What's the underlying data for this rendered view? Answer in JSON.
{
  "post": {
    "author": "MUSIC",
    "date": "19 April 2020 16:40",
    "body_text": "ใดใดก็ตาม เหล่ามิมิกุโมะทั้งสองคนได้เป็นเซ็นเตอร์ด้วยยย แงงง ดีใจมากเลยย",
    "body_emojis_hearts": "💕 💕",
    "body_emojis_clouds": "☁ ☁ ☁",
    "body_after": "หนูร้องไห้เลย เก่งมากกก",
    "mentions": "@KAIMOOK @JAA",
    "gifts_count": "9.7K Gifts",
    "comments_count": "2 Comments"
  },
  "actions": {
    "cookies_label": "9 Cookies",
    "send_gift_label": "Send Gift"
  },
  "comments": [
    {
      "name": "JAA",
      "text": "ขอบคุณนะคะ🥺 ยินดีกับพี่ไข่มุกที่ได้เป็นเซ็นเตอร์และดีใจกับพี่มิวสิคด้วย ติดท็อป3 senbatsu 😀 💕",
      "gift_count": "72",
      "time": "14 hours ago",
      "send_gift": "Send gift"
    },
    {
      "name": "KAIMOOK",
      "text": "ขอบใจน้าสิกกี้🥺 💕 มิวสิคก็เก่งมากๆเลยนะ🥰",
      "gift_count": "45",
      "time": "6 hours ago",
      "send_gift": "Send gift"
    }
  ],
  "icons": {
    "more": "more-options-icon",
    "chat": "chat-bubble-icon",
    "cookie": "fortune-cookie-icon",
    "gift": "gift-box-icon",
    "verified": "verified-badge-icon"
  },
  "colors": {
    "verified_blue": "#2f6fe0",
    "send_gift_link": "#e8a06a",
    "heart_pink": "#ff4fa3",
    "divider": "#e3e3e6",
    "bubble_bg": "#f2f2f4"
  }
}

## Stated exercise:
Identify the lines that hold the word "นเตอร". Copy every one of them.

## Reply:
    "body_text": "ใดใดก็ตาม เหล่ามิมิกุโมะทั้งสองคนได้เป็นเซ็นเตอร์ด้วยยย แงงง ดีใจมากเลยย",
      "text": "ขอบคุณนะคะ🥺 ยินดีกับพี่ไข่มุกที่ได้เป็นเซ็นเตอร์และดีใจกับพี่มิวสิคด้วย ติดท็อป3 senbatsu 😀 💕",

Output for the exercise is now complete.